• _Saved data entries_
## start

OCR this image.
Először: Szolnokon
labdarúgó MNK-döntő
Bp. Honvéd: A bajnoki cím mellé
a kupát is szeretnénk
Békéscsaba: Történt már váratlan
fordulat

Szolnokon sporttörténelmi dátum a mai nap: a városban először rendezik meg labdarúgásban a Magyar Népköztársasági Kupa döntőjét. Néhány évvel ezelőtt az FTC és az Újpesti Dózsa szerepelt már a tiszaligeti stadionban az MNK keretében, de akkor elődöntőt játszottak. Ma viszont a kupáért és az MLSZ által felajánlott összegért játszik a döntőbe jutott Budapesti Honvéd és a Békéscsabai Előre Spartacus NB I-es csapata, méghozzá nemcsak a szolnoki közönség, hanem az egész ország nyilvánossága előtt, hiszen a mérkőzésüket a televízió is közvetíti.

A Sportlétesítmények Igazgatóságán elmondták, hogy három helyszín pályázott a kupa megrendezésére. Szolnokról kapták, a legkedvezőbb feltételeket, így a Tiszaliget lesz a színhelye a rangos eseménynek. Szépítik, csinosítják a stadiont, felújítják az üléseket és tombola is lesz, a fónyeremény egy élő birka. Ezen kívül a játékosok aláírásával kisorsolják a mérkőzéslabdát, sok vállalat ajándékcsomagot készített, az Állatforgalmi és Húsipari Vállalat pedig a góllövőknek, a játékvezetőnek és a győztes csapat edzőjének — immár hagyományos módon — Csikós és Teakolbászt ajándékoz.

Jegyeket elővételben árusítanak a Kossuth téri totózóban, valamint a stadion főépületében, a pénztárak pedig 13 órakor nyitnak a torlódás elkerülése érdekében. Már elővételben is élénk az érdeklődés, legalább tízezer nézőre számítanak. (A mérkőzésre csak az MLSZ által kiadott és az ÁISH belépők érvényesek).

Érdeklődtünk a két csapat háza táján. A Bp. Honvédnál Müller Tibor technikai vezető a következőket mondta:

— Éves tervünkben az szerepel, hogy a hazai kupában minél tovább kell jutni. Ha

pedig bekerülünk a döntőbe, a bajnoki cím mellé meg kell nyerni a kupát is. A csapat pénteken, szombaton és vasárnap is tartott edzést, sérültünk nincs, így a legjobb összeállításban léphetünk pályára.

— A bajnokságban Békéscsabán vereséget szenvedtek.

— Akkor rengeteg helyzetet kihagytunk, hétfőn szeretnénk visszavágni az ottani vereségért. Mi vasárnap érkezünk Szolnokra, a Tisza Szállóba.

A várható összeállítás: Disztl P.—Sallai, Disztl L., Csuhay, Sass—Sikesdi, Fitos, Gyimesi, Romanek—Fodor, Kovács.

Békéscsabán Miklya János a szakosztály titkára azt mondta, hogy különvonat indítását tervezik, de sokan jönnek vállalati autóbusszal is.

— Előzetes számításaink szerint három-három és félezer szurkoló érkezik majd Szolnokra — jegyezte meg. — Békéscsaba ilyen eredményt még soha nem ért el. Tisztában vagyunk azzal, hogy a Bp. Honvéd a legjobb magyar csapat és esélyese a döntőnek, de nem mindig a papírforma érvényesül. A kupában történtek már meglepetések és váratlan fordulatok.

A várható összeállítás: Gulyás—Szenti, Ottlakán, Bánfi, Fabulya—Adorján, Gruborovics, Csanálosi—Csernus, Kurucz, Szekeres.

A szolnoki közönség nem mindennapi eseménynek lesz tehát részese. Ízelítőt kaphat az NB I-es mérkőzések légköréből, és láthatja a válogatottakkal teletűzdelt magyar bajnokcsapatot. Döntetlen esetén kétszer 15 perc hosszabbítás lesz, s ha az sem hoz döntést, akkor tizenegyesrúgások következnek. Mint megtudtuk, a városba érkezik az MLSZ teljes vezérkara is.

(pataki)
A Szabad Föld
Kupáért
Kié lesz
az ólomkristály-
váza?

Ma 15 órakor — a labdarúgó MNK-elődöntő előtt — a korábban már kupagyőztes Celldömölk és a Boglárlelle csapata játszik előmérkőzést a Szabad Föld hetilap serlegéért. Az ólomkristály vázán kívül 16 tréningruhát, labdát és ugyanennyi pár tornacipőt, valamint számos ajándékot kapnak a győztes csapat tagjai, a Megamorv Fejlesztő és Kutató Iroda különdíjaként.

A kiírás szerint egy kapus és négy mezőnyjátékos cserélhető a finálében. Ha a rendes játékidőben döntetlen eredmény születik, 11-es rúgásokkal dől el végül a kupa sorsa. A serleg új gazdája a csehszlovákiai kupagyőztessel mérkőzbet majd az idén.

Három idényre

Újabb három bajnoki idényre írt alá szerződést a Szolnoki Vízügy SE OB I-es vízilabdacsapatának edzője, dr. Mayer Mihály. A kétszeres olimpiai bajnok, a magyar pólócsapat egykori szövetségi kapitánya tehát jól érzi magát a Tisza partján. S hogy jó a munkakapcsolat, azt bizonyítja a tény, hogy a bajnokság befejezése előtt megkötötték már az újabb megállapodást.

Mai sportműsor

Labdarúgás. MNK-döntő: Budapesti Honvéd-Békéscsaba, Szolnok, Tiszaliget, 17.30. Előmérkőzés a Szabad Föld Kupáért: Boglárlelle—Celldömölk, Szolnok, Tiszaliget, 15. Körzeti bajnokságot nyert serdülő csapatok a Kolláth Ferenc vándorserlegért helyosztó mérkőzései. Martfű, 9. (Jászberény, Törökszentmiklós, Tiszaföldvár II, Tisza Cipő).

## end

Your task is to give the records above again, exactly.

OCR this image.
Először: Szolnokon
labdarúgó MNK-döntő
Bp. Honvéd: A bajnoki cím mellé
a kupát is szeretnénk
Békéscsaba: Történt már váratlan
fordulat

Szolnokon sporttörténelmi dátum a mai nap: a városban először rendezik meg labdarúgásban a Magyar Népköztársasági Kupa döntőjét. Néhány évvel ezelőtt az FTC és az Újpesti Dózsa szerepelt már a tiszaligeti stadionban az MNK keretében, de akkor elődöntőt játszottak. Ma viszont a kupáért és az MLSZ által felajánlott összegért játszik a döntőbe jutott Budapesti Honvéd és a Békéscsabai Előre Spartacus NB I-es csapata, méghozzá nemcsak a szolnoki közönség, hanem az egész ország nyilvánossága előtt, hiszen a mérkőzésüket a televízió is közvetíti.

A Sportlétesítmények Igazgatóságán elmondták, hogy három helyszín pályázott a kupa megrendezésére. Szolnokról kapták, a legkedvezőbb feltételeket, így a Tiszaliget lesz a színhelye a rangos eseménynek. Szépítik, csinosítják a stadiont, felújítják az üléseket és tombola is lesz, a fónyeremény egy élő birka. Ezen kívül a játékosok aláírásával kisorsolják a mérkőzéslabdát, sok vállalat ajándékcsomagot készített, az Állatforgalmi és Húsipari Vállalat pedig a góllövőknek, a játékvezetőnek és a győztes csapat edzőjének — immár hagyományos módon — Csikós és Teakolbászt ajándékoz.

Jegyeket elővételben árusítanak a Kossuth téri totózóban, valamint a stadion főépületében, a pénztárak pedig 13 órakor nyitnak a torlódás elkerülése érdekében. Már elővételben is élénk az érdeklődés, legalább tízezer nézőre számítanak. (A mérkőzésre csak az MLSZ által kiadott és az ÁISH belépők érvényesek).

Érdeklődtünk a két csapat háza táján. A Bp. Honvédnál Müller Tibor technikai vezető a következőket mondta:

— Éves tervünkben az szerepel, hogy a hazai kupában minél tovább kell jutni. Ha

pedig bekerülünk a döntőbe, a bajnoki cím mellé meg kell nyerni a kupát is. A csapat pénteken, szombaton és vasárnap is tartott edzést, sérültünk nincs, így a legjobb összeállításban léphetünk pályára.

— A bajnokságban Békéscsabán vereséget szenvedtek.

— Akkor rengeteg helyzetet kihagytunk, hétfőn szeretnénk visszavágni az ottani vereségért. Mi vasárnap érkezünk Szolnokra, a Tisza Szállóba.

A várható összeállítás: Disztl P.—Sallai, Disztl L., Csuhay, Sass—Sikesdi, Fitos, Gyimesi, Romanek—Fodor, Kovács.

Békéscsabán Miklya János a szakosztály titkára azt mondta, hogy különvonat indítását tervezik, de sokan jönnek vállalati autóbusszal is.

— Előzetes számításaink szerint három-három és félezer szurkoló érkezik majd Szolnokra — jegyezte meg. — Békéscsaba ilyen eredményt még soha nem ért el. Tisztában vagyunk azzal, hogy a Bp. Honvéd a legjobb magyar csapat és esélyese a döntőnek, de nem mindig a papírforma érvényesül. A kupában történtek már meglepetések és váratlan fordulatok.

A várható összeállítás: Gulyás—Szenti, Ottlakán, Bánfi, Fabulya—Adorján, Gruborovics, Csanálosi—Csernus, Kurucz, Szekeres.

A szolnoki közönség nem mindennapi eseménynek lesz tehát részese. Ízelítőt kaphat az NB I-es mérkőzések légköréből, és láthatja a válogatottakkal teletűzdelt magyar bajnokcsapatot. Döntetlen esetén kétszer 15 perc hosszabbítás lesz, s ha az sem hoz döntést, akkor tizenegyesrúgások következnek. Mint megtudtuk, a városba érkezik az MLSZ teljes vezérkara is.

(pataki)
A Szabad Föld
Kupáért
Kié lesz
az ólomkristály-
váza?

Ma 15 órakor — a labdarúgó MNK-elődöntő előtt — a korábban már kupagyőztes Celldömölk és a Boglárlelle csapata játszik előmérkőzést a Szabad Föld hetilap serlegéért. Az ólomkristály vázán kívül 16 tréningruhát, labdát és ugyanennyi pár tornacipőt, valamint számos ajándékot kapnak a győztes csapat tagjai, a Megamorv Fejlesztő és Kutató Iroda különdíjaként.

A kiírás szerint egy kapus és négy mezőnyjátékos cserélhető a finálében. Ha a rendes játékidőben döntetlen eredmény születik, 11-es rúgásokkal dől el végül a kupa sorsa. A serleg új gazdája a csehszlovákiai kupagyőztessel mérkőzbet majd az idén.

Három idényre

Újabb három bajnoki idényre írt alá szerződést a Szolnoki Vízügy SE OB I-es vízilabdacsapatának edzője, dr. Mayer Mihály. A kétszeres olimpiai bajnok, a magyar pólócsapat egykori szövetségi kapitánya tehát jól érzi magát a Tisza partján. S hogy jó a munkakapcsolat, azt bizonyítja a tény, hogy a bajnokság befejezése előtt megkötötték már az újabb megállapodást.

Mai sportműsor

Labdarúgás. MNK-döntő: Budapesti Honvéd-Békéscsaba, Szolnok, Tiszaliget, 17.30. Előmérkőzés a Szabad Föld Kupáért: Boglárlelle—Celldömölk, Szolnok, Tiszaliget, 15. Körzeti bajnokságot nyert serdülő csapatok a Kolláth Ferenc vándorserlegért helyosztó mérkőzései. Martfű, 9. (Jászberény, Törökszentmiklós, Tiszaföldvár II, Tisza Cipő).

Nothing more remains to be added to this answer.